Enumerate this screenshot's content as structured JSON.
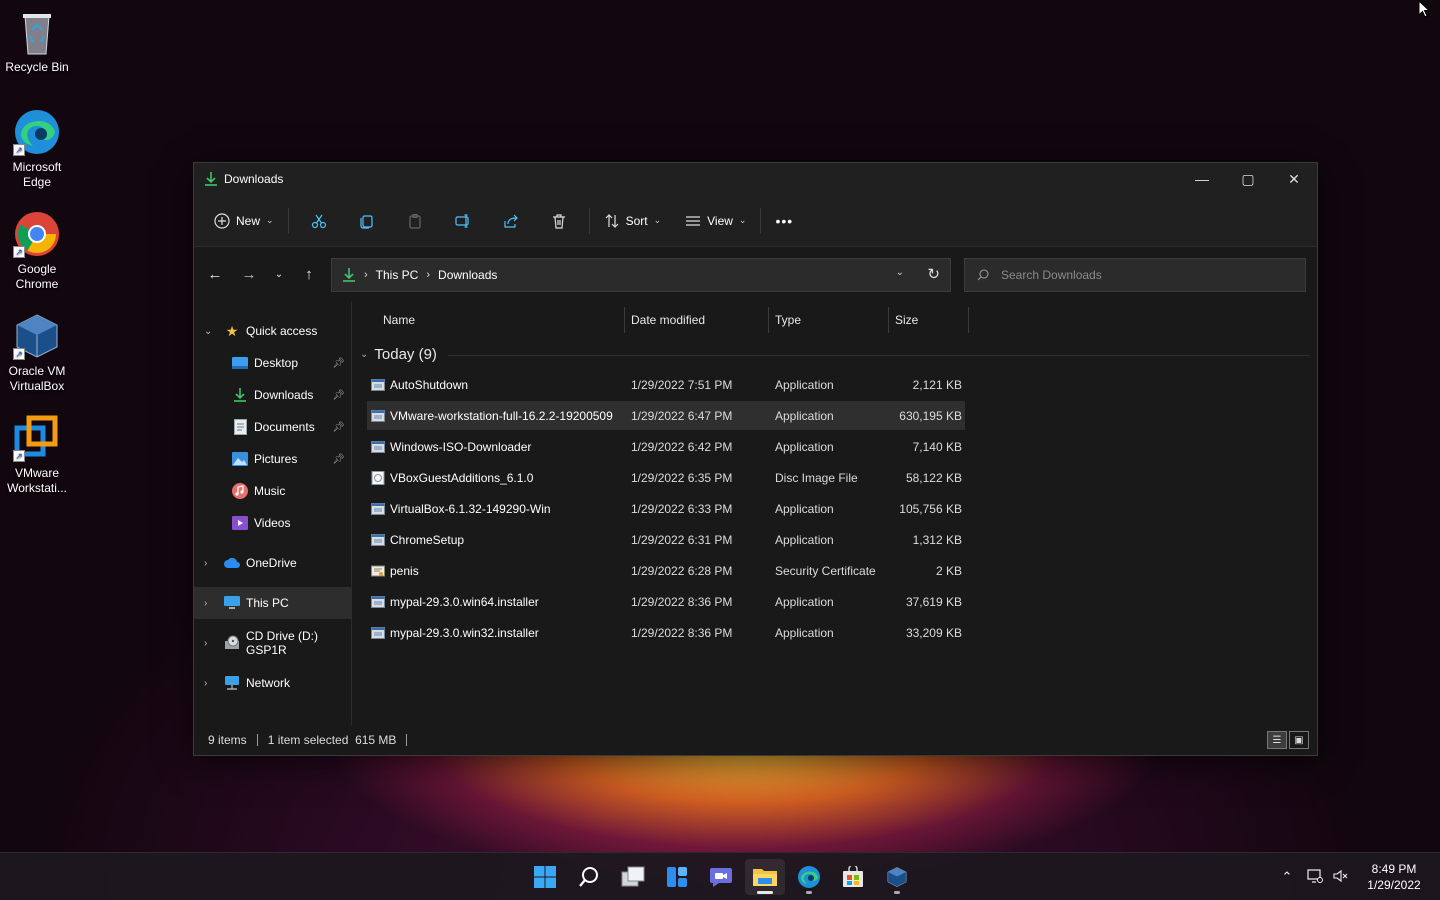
{
  "desktop": {
    "icons": [
      {
        "label": "Recycle Bin"
      },
      {
        "label": "Microsoft Edge"
      },
      {
        "label": "Google Chrome"
      },
      {
        "label": "Oracle VM VirtualBox"
      },
      {
        "label": "VMware Workstati..."
      }
    ]
  },
  "window": {
    "title": "Downloads",
    "controls": {
      "minimize": "—",
      "maximize": "▢",
      "close": "✕"
    }
  },
  "commandbar": {
    "new_label": "New",
    "sort_label": "Sort",
    "view_label": "View",
    "more_label": "•••"
  },
  "addressbar": {
    "crumbs": [
      "This PC",
      "Downloads"
    ]
  },
  "search": {
    "placeholder": "Search Downloads"
  },
  "navpane": {
    "quick_access": "Quick access",
    "items": [
      {
        "label": "Desktop"
      },
      {
        "label": "Downloads"
      },
      {
        "label": "Documents"
      },
      {
        "label": "Pictures"
      },
      {
        "label": "Music"
      },
      {
        "label": "Videos"
      }
    ],
    "onedrive": "OneDrive",
    "this_pc": "This PC",
    "cd_drive": "CD Drive (D:) GSP1R",
    "network": "Network"
  },
  "columns": {
    "name": "Name",
    "date": "Date modified",
    "type": "Type",
    "size": "Size"
  },
  "group": {
    "label": "Today (9)"
  },
  "files": [
    {
      "name": "AutoShutdown",
      "date": "1/29/2022 7:51 PM",
      "type": "Application",
      "size": "2,121 KB"
    },
    {
      "name": "VMware-workstation-full-16.2.2-19200509",
      "date": "1/29/2022 6:47 PM",
      "type": "Application",
      "size": "630,195 KB"
    },
    {
      "name": "Windows-ISO-Downloader",
      "date": "1/29/2022 6:42 PM",
      "type": "Application",
      "size": "7,140 KB"
    },
    {
      "name": "VBoxGuestAdditions_6.1.0",
      "date": "1/29/2022 6:35 PM",
      "type": "Disc Image File",
      "size": "58,122 KB"
    },
    {
      "name": "VirtualBox-6.1.32-149290-Win",
      "date": "1/29/2022 6:33 PM",
      "type": "Application",
      "size": "105,756 KB"
    },
    {
      "name": "ChromeSetup",
      "date": "1/29/2022 6:31 PM",
      "type": "Application",
      "size": "1,312 KB"
    },
    {
      "name": "penis",
      "date": "1/29/2022 6:28 PM",
      "type": "Security Certificate",
      "size": "2 KB"
    },
    {
      "name": "mypal-29.3.0.win64.installer",
      "date": "1/29/2022 8:36 PM",
      "type": "Application",
      "size": "37,619 KB"
    },
    {
      "name": "mypal-29.3.0.win32.installer",
      "date": "1/29/2022 8:36 PM",
      "type": "Application",
      "size": "33,209 KB"
    }
  ],
  "status": {
    "items": "9 items",
    "selected": "1 item selected  615 MB"
  },
  "taskbar": {
    "time": "8:49 PM",
    "date": "1/29/2022"
  },
  "colors": {
    "accent": "#4cc2ff",
    "folder_yellow": "#f4c542",
    "window_bg": "#191919"
  }
}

******************************

■ **Directions**
Find each line holding "VirtualBox". Copy it out.

■ **Written response**
        "label": "Oracle VM VirtualBox"
      "name": "VirtualBox-6.1.32-149290-Win",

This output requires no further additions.